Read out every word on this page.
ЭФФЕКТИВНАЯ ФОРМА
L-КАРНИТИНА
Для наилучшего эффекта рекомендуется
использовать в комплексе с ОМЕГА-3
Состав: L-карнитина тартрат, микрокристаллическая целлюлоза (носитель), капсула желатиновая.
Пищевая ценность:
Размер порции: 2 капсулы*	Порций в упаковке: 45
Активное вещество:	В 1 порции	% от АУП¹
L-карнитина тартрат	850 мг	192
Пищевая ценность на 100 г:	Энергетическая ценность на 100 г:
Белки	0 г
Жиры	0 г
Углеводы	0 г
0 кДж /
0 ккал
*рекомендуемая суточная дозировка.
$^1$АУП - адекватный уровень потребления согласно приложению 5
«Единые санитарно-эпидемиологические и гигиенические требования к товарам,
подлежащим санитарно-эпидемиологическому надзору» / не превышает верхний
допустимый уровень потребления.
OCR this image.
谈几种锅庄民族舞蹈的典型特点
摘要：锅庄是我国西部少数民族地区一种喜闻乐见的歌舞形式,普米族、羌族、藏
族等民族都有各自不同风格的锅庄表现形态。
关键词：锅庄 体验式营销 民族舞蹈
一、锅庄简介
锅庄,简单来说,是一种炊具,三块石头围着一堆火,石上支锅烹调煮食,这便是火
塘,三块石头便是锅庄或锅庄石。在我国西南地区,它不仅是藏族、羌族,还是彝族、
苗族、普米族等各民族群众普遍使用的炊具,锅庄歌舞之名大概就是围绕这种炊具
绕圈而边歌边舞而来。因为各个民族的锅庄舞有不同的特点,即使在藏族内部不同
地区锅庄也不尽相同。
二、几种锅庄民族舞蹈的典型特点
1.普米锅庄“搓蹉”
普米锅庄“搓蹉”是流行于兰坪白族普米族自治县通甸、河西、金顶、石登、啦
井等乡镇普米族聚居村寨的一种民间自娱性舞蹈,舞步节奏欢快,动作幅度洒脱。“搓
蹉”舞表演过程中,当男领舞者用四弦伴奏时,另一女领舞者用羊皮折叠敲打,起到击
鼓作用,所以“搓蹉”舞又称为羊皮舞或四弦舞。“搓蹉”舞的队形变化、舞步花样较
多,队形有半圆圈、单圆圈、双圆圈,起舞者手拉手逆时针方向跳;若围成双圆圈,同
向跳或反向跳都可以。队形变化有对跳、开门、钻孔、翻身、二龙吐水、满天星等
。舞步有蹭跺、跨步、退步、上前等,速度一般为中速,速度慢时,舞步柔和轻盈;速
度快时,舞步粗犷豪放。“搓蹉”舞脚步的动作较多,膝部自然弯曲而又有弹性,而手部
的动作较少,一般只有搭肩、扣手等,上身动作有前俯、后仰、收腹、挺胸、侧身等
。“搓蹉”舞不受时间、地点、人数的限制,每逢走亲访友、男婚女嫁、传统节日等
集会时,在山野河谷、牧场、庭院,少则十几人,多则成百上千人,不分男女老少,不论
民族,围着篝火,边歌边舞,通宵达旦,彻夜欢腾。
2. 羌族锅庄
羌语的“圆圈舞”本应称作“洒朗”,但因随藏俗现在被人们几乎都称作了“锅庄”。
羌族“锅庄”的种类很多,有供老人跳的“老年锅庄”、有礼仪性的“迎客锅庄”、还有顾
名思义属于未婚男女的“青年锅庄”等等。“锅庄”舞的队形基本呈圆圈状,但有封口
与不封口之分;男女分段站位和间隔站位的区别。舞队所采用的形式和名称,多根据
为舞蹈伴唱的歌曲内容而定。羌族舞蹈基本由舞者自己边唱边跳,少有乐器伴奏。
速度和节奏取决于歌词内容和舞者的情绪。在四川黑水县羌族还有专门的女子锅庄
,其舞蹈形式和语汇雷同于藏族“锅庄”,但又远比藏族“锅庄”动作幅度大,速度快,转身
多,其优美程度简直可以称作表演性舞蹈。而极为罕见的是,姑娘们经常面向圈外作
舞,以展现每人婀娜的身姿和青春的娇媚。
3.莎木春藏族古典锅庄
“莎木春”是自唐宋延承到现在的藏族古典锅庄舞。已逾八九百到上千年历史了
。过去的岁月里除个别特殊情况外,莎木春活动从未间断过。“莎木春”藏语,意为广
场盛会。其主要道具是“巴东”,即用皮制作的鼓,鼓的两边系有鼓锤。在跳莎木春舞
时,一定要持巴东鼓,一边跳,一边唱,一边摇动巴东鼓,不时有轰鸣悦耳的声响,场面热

Exercise goal - Print every entry exactly as it appears.

Finished exercise -
Read out every word on this page.
ЭФФЕКТИВНАЯ ФОРМА
L-КАРНИТИНА
Для наилучшего эффекта рекомендуется
использовать в комплексе с ОМЕГА-3
Состав: L-карнитина тартрат, микрокристаллическая целлюлоза (носитель), капсула желатиновая.
Пищевая ценность:
Размер порции: 2 капсулы*	Порций в упаковке: 45
Активное вещество:	В 1 порции	% от АУП¹
L-карнитина тартрат	850 мг	192
Пищевая ценность на 100 г:	Энергетическая ценность на 100 г:
Белки	0 г
Жиры	0 г
Углеводы	0 г
0 кДж /
0 ккал
*рекомендуемая суточная дозировка.
$^1$АУП - адекватный уровень потребления согласно приложению 5
«Единые санитарно-эпидемиологические и гигиенические требования к товарам,
подлежащим санитарно-эпидемиологическому надзору» / не превышает верхний
допустимый уровень потребления.
OCR this image.
谈几种锅庄民族舞蹈的典型特点
摘要：锅庄是我国西部少数民族地区一种喜闻乐见的歌舞形式,普米族、羌族、藏
族等民族都有各自不同风格的锅庄表现形态。
关键词：锅庄 体验式营销 民族舞蹈
一、锅庄简介
锅庄,简单来说,是一种炊具,三块石头围着一堆火,石上支锅烹调煮食,这便是火
塘,三块石头便是锅庄或锅庄石。在我国西南地区,它不仅是藏族、羌族,还是彝族、
苗族、普米族等各民族群众普遍使用的炊具,锅庄歌舞之名大概就是围绕这种炊具
绕圈而边歌边舞而来。因为各个民族的锅庄舞有不同的特点,即使在藏族内部不同
地区锅庄也不尽相同。
二、几种锅庄民族舞蹈的典型特点
1.普米锅庄“搓蹉”
普米锅庄“搓蹉”是流行于兰坪白族普米族自治县通甸、河西、金顶、石登、啦
井等乡镇普米族聚居村寨的一种民间自娱性舞蹈,舞步节奏欢快,动作幅度洒脱。“搓
蹉”舞表演过程中,当男领舞者用四弦伴奏时,另一女领舞者用羊皮折叠敲打,起到击
鼓作用,所以“搓蹉”舞又称为羊皮舞或四弦舞。“搓蹉”舞的队形变化、舞步花样较
多,队形有半圆圈、单圆圈、双圆圈,起舞者手拉手逆时针方向跳;若围成双圆圈,同
向跳或反向跳都可以。队形变化有对跳、开门、钻孔、翻身、二龙吐水、满天星等
。舞步有蹭跺、跨步、退步、上前等,速度一般为中速,速度慢时,舞步柔和轻盈;速
度快时,舞步粗犷豪放。“搓蹉”舞脚步的动作较多,膝部自然弯曲而又有弹性,而手部
的动作较少,一般只有搭肩、扣手等,上身动作有前俯、后仰、收腹、挺胸、侧身等
。“搓蹉”舞不受时间、地点、人数的限制,每逢走亲访友、男婚女嫁、传统节日等
集会时,在山野河谷、牧场、庭院,少则十几人,多则成百上千人,不分男女老少,不论
民族,围着篝火,边歌边舞,通宵达旦,彻夜欢腾。
2. 羌族锅庄
羌语的“圆圈舞”本应称作“洒朗”,但因随藏俗现在被人们几乎都称作了“锅庄”。
羌族“锅庄”的种类很多,有供老人跳的“老年锅庄”、有礼仪性的“迎客锅庄”、还有顾
名思义属于未婚男女的“青年锅庄”等等。“锅庄”舞的队形基本呈圆圈状,但有封口
与不封口之分;男女分段站位和间隔站位的区别。舞队所采用的形式和名称,多根据
为舞蹈伴唱的歌曲内容而定。羌族舞蹈基本由舞者自己边唱边跳,少有乐器伴奏。
速度和节奏取决于歌词内容和舞者的情绪。在四川黑水县羌族还有专门的女子锅庄
,其舞蹈形式和语汇雷同于藏族“锅庄”,但又远比藏族“锅庄”动作幅度大,速度快,转身
多,其优美程度简直可以称作表演性舞蹈。而极为罕见的是,姑娘们经常面向圈外作
舞,以展现每人婀娜的身姿和青春的娇媚。
3.莎木春藏族古典锅庄
“莎木春”是自唐宋延承到现在的藏族古典锅庄舞。已逾八九百到上千年历史了
。过去的岁月里除个别特殊情况外,莎木春活动从未间断过。“莎木春”藏语,意为广
场盛会。其主要道具是“巴东”,即用皮制作的鼓,鼓的两边系有鼓锤。在跳莎木春舞
时,一定要持巴东鼓,一边跳,一边唱,一边摇动巴东鼓,不时有轰鸣悦耳的声响,场面热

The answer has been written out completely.